== Material provided ==
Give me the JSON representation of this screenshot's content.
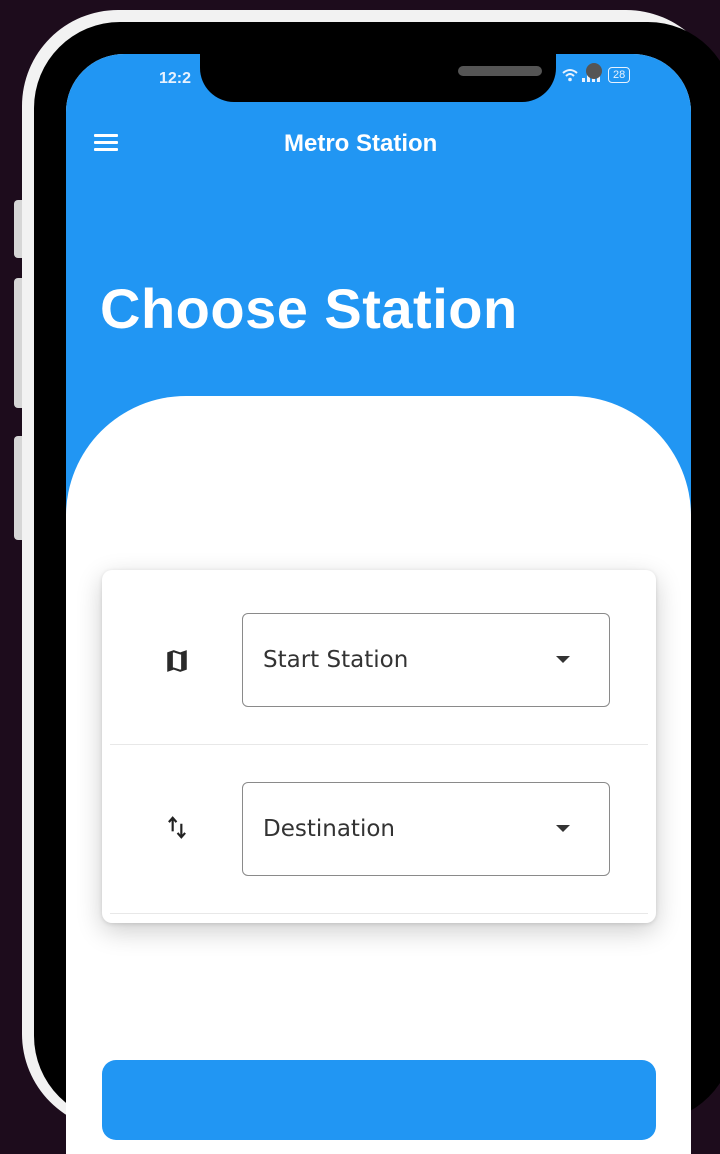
{
  "status_bar": {
    "time": "12:2",
    "battery": "28"
  },
  "toolbar": {
    "title": "Metro Station"
  },
  "page": {
    "heading": "Choose Station"
  },
  "form": {
    "start_station": {
      "icon": "map-icon",
      "value": "Start Station"
    },
    "destination": {
      "icon": "swap-vertical-icon",
      "value": "Destination"
    }
  },
  "colors": {
    "primary": "#2196f3",
    "background": "#1d0c1c"
  }
}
===
Task description =
Copy each line above precisely, dropping the pictures.

Solution to the exercise =
Give me the JSON representation of this screenshot's content.
{
  "status_bar": {
    "time": "12:2",
    "battery": "28"
  },
  "toolbar": {
    "title": "Metro Station"
  },
  "page": {
    "heading": "Choose Station"
  },
  "form": {
    "start_station": {
      "icon": "map-icon",
      "value": "Start Station"
    },
    "destination": {
      "icon": "swap-vertical-icon",
      "value": "Destination"
    }
  },
  "colors": {
    "primary": "#2196f3",
    "background": "#1d0c1c"
  }
}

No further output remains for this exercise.